Imagine if you will, a young man standing on this street – Ticonderoga Drive, in Southaven, just outside of Memphis, in the USA, on a sweltering deep south summer’s day in 1993.
He’s trying to sell books – homework manuals, to be precise, door to door.
He carefully chooses a house. He knocks on the door – and takes a couple of steps back, pretending to wave at someone down the street.
The door opens, and the young man begins his sales patter – his approach, in the lingo.
It’s lunchtime on a Saturday, and he’s invited inside to demonstrate the school books to the whole family (and probably, to explain what a 20 year old Limey is doing going door to door on the Tennessee/Mississippi border during the summer vacation)
The pitch goes well, and towards the end, with a smile, the young man asks “would you like to pay with cash or a card” and with a practised flourish, pulls from his bag …
A knucklebuster. A zip zap machine
You might have guessed that the young man is me, and this all came flooding back while I was musing recently on the the key characteristics of a terminal.

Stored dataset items

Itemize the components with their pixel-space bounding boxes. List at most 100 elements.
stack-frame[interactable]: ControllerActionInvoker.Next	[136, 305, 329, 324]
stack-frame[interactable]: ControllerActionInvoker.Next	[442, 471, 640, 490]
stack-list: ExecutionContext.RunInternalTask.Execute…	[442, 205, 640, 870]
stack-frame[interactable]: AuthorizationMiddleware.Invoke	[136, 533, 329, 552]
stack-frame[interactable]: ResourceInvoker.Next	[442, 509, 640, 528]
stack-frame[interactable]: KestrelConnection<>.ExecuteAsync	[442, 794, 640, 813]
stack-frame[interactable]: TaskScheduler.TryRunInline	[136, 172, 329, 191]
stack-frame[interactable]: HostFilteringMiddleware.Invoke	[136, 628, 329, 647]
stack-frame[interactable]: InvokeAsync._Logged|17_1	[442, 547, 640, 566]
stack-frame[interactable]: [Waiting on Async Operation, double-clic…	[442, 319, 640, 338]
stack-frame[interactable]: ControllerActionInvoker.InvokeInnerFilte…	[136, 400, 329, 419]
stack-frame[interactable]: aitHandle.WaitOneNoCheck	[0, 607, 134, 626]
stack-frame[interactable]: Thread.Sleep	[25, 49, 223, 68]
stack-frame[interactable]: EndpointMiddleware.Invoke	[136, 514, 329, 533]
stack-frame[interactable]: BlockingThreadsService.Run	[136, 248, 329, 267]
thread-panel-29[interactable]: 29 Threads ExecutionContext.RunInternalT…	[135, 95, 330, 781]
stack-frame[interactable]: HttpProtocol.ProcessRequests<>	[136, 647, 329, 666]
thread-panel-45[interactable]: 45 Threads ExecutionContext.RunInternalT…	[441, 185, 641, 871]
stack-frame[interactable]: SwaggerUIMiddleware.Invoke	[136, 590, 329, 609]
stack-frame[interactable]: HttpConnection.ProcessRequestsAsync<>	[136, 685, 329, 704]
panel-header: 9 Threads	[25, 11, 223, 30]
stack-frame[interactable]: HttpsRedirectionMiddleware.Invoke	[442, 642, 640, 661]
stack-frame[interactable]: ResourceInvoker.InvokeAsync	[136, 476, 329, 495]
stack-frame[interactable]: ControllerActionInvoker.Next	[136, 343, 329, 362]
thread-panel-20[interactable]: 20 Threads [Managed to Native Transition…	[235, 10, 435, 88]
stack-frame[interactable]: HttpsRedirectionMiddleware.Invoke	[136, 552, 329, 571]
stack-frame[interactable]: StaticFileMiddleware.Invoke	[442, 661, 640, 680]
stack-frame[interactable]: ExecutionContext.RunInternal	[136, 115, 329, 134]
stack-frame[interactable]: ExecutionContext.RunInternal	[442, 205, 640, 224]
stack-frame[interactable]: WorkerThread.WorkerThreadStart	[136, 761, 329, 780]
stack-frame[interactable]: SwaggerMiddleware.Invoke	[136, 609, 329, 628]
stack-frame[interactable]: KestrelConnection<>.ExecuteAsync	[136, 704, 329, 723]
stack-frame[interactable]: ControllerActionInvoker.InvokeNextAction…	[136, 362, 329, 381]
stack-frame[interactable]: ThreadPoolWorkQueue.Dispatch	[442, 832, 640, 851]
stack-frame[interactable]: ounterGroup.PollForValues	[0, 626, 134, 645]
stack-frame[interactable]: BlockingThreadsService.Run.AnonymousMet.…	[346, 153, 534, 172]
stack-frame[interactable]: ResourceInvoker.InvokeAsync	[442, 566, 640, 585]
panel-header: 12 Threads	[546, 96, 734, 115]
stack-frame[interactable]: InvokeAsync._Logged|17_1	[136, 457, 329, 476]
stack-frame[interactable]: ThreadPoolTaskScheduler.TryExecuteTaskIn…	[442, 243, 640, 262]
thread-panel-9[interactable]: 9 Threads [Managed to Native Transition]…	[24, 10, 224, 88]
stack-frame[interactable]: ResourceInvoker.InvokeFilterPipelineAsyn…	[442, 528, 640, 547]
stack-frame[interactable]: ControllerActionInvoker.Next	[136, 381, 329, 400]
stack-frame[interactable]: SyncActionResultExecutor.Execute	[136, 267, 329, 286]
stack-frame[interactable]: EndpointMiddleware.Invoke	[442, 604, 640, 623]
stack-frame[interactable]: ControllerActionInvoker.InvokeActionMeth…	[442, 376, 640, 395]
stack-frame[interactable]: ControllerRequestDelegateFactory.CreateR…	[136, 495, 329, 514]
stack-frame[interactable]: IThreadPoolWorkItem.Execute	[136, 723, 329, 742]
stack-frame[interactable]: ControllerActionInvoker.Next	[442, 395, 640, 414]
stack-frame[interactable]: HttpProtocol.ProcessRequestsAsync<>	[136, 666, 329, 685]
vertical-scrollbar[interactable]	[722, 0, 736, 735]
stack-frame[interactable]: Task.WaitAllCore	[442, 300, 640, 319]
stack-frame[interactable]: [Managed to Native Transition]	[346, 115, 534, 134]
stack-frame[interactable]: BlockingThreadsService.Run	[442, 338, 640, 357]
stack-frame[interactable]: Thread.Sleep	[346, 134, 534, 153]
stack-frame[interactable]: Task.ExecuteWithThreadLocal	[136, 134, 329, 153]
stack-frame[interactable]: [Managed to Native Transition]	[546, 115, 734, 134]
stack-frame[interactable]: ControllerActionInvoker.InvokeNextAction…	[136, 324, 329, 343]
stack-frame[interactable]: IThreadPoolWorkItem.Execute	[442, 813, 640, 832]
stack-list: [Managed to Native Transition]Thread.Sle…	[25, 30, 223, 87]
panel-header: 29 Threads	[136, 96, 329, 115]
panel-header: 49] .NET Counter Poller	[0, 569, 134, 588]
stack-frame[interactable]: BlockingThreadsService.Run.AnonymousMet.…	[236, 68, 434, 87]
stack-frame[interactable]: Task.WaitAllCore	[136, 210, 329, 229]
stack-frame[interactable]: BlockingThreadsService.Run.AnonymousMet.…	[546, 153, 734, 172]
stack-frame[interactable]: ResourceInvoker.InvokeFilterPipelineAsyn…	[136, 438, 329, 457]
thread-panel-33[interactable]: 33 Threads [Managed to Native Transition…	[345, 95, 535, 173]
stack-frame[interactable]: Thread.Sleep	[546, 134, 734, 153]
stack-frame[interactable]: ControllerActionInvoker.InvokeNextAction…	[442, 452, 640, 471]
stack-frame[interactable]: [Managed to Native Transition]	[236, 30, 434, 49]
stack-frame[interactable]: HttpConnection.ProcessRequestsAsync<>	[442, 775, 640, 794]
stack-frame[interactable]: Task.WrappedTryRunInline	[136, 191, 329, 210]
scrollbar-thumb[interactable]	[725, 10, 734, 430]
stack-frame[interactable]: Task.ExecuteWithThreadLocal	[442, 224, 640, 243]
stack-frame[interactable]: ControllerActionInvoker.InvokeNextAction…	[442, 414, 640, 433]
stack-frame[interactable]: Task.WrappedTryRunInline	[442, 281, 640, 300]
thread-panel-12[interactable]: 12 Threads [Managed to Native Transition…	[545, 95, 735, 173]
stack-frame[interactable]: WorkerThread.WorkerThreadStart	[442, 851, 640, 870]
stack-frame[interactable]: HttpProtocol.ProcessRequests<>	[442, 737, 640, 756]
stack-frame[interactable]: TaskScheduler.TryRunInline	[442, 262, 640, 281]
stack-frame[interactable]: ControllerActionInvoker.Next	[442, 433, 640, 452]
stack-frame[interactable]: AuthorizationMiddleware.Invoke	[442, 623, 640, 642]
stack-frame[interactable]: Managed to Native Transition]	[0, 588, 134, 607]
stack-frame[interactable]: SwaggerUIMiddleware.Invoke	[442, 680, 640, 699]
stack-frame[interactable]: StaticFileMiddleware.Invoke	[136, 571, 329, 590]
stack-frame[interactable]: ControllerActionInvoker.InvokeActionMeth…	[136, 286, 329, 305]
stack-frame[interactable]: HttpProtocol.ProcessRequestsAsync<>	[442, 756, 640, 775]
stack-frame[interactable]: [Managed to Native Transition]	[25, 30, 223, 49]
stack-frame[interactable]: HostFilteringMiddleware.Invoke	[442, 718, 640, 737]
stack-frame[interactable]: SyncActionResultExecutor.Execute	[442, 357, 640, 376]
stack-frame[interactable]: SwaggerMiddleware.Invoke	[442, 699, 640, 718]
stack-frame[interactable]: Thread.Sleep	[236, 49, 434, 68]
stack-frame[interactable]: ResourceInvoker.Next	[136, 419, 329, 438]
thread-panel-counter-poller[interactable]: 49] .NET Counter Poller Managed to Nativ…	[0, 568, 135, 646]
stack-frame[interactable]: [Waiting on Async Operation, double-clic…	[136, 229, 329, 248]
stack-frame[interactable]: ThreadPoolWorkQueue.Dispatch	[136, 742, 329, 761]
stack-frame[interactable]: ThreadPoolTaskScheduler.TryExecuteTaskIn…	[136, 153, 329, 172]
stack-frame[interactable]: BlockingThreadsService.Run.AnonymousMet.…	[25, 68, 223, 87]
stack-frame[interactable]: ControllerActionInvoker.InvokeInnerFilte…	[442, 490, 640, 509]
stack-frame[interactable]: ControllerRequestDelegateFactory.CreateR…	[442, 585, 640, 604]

- _GOAL_
Reproduce the door-to-door bookselling story word for word, starting with "It’s lunchtime on" and going on through "the summer vacation)".

- _EXERCISE RESULT_
It’s lunchtime on a Saturday, and he’s invited inside to demonstrate the school books to the whole family (and probably, to explain what a 20 year old Limey is doing going door to door on the Tennessee/Mississippi border during the summer vacation)